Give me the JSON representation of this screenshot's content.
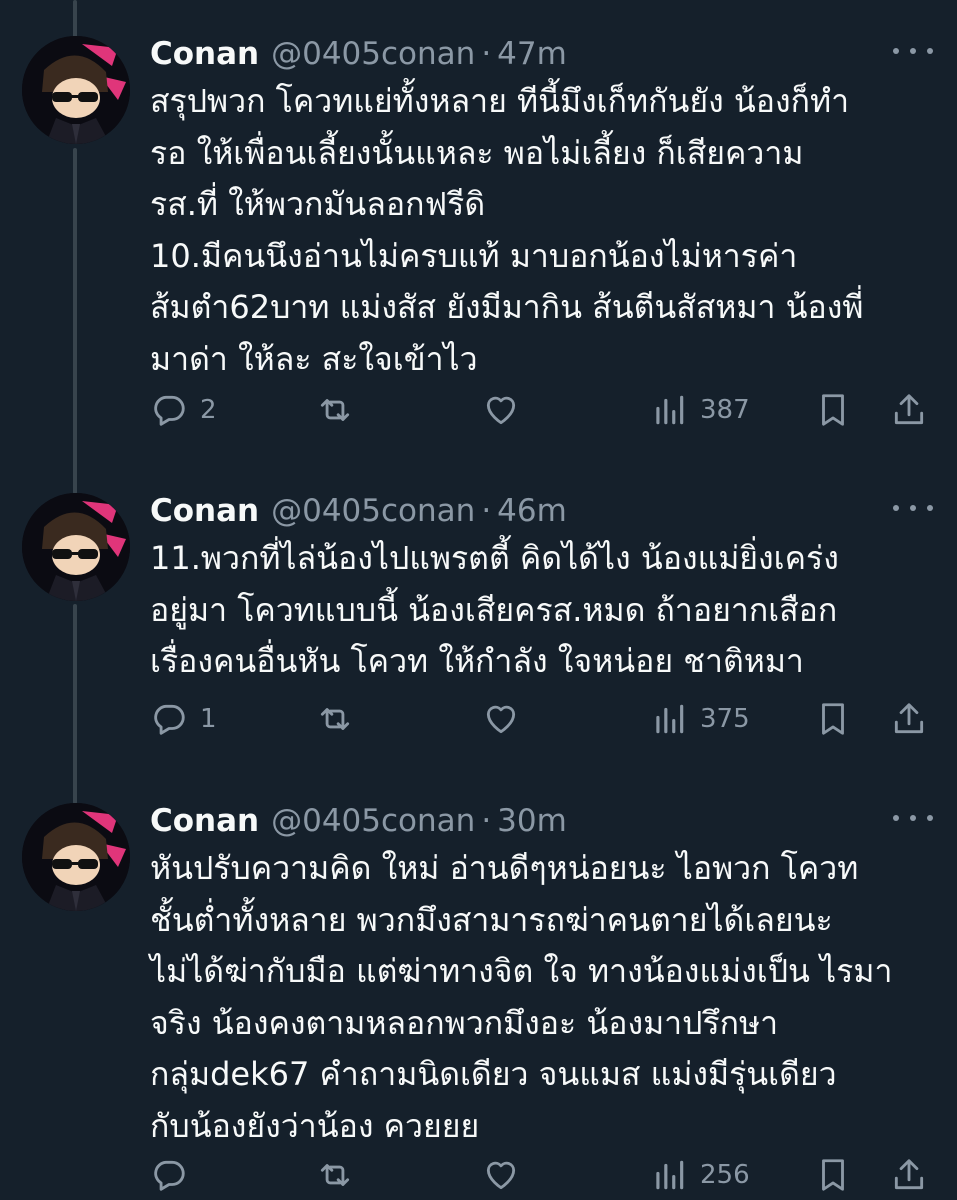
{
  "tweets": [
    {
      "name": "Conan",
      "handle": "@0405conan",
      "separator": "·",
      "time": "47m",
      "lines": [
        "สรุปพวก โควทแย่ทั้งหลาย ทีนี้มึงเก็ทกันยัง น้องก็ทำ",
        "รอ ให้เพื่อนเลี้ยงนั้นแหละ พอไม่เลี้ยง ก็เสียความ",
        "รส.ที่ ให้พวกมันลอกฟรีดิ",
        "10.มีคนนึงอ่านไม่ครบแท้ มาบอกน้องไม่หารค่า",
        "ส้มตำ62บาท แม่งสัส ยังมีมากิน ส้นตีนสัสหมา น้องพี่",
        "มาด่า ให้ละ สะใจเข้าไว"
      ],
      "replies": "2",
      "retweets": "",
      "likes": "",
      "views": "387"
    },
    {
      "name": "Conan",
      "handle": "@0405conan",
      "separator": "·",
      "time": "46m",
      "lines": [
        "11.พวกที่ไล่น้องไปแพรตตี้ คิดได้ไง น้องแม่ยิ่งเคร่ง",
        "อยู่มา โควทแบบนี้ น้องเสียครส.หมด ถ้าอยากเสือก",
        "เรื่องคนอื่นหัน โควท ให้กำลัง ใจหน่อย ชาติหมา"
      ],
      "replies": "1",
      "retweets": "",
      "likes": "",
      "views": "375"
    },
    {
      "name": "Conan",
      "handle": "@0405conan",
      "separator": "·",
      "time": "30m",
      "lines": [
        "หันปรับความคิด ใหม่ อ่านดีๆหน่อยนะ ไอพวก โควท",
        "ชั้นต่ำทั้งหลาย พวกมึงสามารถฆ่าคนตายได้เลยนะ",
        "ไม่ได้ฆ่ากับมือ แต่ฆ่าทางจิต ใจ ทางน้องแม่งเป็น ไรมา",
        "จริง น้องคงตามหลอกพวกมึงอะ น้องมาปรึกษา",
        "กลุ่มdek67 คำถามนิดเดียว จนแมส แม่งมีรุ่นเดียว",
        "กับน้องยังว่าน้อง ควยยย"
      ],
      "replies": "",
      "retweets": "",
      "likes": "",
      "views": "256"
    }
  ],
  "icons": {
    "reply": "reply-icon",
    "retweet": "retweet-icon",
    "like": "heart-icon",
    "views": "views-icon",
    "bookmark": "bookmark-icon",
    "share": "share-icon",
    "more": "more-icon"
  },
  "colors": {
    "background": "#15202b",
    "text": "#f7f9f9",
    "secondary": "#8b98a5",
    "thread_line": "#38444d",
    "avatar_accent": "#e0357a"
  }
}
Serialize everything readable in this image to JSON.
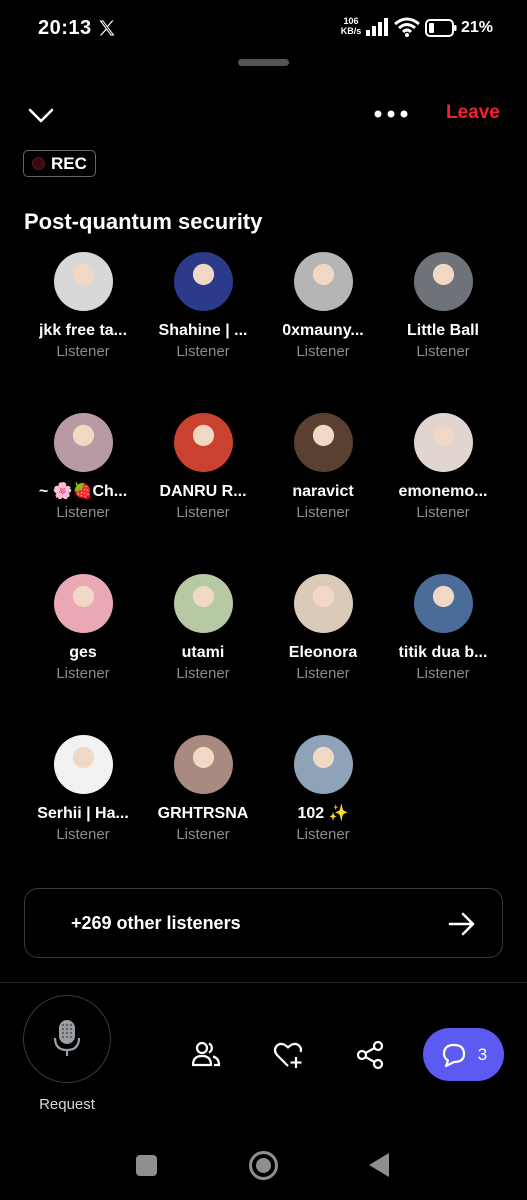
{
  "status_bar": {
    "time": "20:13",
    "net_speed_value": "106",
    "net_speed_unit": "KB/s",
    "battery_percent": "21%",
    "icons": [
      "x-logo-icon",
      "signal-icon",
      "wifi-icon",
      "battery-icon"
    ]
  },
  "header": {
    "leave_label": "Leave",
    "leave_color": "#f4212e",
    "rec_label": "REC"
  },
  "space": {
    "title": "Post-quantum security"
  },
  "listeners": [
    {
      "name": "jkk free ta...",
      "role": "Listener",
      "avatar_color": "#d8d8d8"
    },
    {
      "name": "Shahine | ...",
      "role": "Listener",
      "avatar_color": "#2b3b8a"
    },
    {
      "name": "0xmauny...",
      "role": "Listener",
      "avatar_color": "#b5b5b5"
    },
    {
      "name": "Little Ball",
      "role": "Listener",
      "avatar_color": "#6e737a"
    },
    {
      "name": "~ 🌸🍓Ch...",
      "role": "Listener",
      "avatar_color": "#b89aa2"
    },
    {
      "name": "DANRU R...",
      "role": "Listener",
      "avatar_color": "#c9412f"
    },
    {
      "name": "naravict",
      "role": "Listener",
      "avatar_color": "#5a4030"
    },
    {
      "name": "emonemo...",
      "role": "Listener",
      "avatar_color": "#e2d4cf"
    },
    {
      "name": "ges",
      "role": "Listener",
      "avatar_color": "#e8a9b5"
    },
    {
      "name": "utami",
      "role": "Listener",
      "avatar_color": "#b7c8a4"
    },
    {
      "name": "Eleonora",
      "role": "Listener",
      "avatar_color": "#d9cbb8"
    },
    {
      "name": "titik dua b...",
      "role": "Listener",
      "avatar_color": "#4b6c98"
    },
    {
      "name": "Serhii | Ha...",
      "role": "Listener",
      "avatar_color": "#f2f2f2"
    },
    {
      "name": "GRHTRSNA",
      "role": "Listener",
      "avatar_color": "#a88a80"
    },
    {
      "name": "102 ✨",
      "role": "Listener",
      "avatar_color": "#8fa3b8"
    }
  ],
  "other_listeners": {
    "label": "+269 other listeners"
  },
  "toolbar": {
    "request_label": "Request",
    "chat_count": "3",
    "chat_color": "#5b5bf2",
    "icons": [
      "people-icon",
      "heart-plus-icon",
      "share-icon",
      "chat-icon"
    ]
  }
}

§ WRITTEN REQUEST:
Pictures appear in the records above. Output everything except them, exactly.

§ TASK RESPONSE:
Give me the JSON representation of this screenshot's content.
{
  "tweets": [
    {
      "name": "Conan",
      "handle": "@0405conan",
      "separator": "·",
      "time": "47m",
      "lines": [
        "สรุปพวก โควทแย่ทั้งหลาย ทีนี้มึงเก็ทกันยัง น้องก็ทำ",
        "รอ ให้เพื่อนเลี้ยงนั้นแหละ พอไม่เลี้ยง ก็เสียความ",
        "รส.ที่ ให้พวกมันลอกฟรีดิ",
        "10.มีคนนึงอ่านไม่ครบแท้ มาบอกน้องไม่หารค่า",
        "ส้มตำ62บาท แม่งสัส ยังมีมากิน ส้นตีนสัสหมา น้องพี่",
        "มาด่า ให้ละ สะใจเข้าไว"
      ],
      "replies": "2",
      "retweets": "",
      "likes": "",
      "views": "387"
    },
    {
      "name": "Conan",
      "handle": "@0405conan",
      "separator": "·",
      "time": "46m",
      "lines": [
        "11.พวกที่ไล่น้องไปแพรตตี้ คิดได้ไง น้องแม่ยิ่งเคร่ง",
        "อยู่มา โควทแบบนี้ น้องเสียครส.หมด ถ้าอยากเสือก",
        "เรื่องคนอื่นหัน โควท ให้กำลัง ใจหน่อย ชาติหมา"
      ],
      "replies": "1",
      "retweets": "",
      "likes": "",
      "views": "375"
    },
    {
      "name": "Conan",
      "handle": "@0405conan",
      "separator": "·",
      "time": "30m",
      "lines": [
        "หันปรับความคิด ใหม่ อ่านดีๆหน่อยนะ ไอพวก โควท",
        "ชั้นต่ำทั้งหลาย พวกมึงสามารถฆ่าคนตายได้เลยนะ",
        "ไม่ได้ฆ่ากับมือ แต่ฆ่าทางจิต ใจ ทางน้องแม่งเป็น ไรมา",
        "จริง น้องคงตามหลอกพวกมึงอะ น้องมาปรึกษา",
        "กลุ่มdek67 คำถามนิดเดียว จนแมส แม่งมีรุ่นเดียว",
        "กับน้องยังว่าน้อง ควยยย"
      ],
      "replies": "",
      "retweets": "",
      "likes": "",
      "views": "256"
    }
  ],
  "icons": {
    "reply": "reply-icon",
    "retweet": "retweet-icon",
    "like": "heart-icon",
    "views": "views-icon",
    "bookmark": "bookmark-icon",
    "share": "share-icon",
    "more": "more-icon"
  },
  "colors": {
    "background": "#15202b",
    "text": "#f7f9f9",
    "secondary": "#8b98a5",
    "thread_line": "#38444d",
    "avatar_accent": "#e0357a"
  }
}
Serialize everything readable in this image to JSON.
{
  "status_bar": {
    "time": "20:13",
    "net_speed_value": "106",
    "net_speed_unit": "KB/s",
    "battery_percent": "21%",
    "icons": [
      "x-logo-icon",
      "signal-icon",
      "wifi-icon",
      "battery-icon"
    ]
  },
  "header": {
    "leave_label": "Leave",
    "leave_color": "#f4212e",
    "rec_label": "REC"
  },
  "space": {
    "title": "Post-quantum security"
  },
  "listeners": [
    {
      "name": "jkk free ta...",
      "role": "Listener",
      "avatar_color": "#d8d8d8"
    },
    {
      "name": "Shahine | ...",
      "role": "Listener",
      "avatar_color": "#2b3b8a"
    },
    {
      "name": "0xmauny...",
      "role": "Listener",
      "avatar_color": "#b5b5b5"
    },
    {
      "name": "Little Ball",
      "role": "Listener",
      "avatar_color": "#6e737a"
    },
    {
      "name": "~ 🌸🍓Ch...",
      "role": "Listener",
      "avatar_color": "#b89aa2"
    },
    {
      "name": "DANRU R...",
      "role": "Listener",
      "avatar_color": "#c9412f"
    },
    {
      "name": "naravict",
      "role": "Listener",
      "avatar_color": "#5a4030"
    },
    {
      "name": "emonemo...",
      "role": "Listener",
      "avatar_color": "#e2d4cf"
    },
    {
      "name": "ges",
      "role": "Listener",
      "avatar_color": "#e8a9b5"
    },
    {
      "name": "utami",
      "role": "Listener",
      "avatar_color": "#b7c8a4"
    },
    {
      "name": "Eleonora",
      "role": "Listener",
      "avatar_color": "#d9cbb8"
    },
    {
      "name": "titik dua b...",
      "role": "Listener",
      "avatar_color": "#4b6c98"
    },
    {
      "name": "Serhii | Ha...",
      "role": "Listener",
      "avatar_color": "#f2f2f2"
    },
    {
      "name": "GRHTRSNA",
      "role": "Listener",
      "avatar_color": "#a88a80"
    },
    {
      "name": "102 ✨",
      "role": "Listener",
      "avatar_color": "#8fa3b8"
    }
  ],
  "other_listeners": {
    "label": "+269 other listeners"
  },
  "toolbar": {
    "request_label": "Request",
    "chat_count": "3",
    "chat_color": "#5b5bf2",
    "icons": [
      "people-icon",
      "heart-plus-icon",
      "share-icon",
      "chat-icon"
    ]
  }
}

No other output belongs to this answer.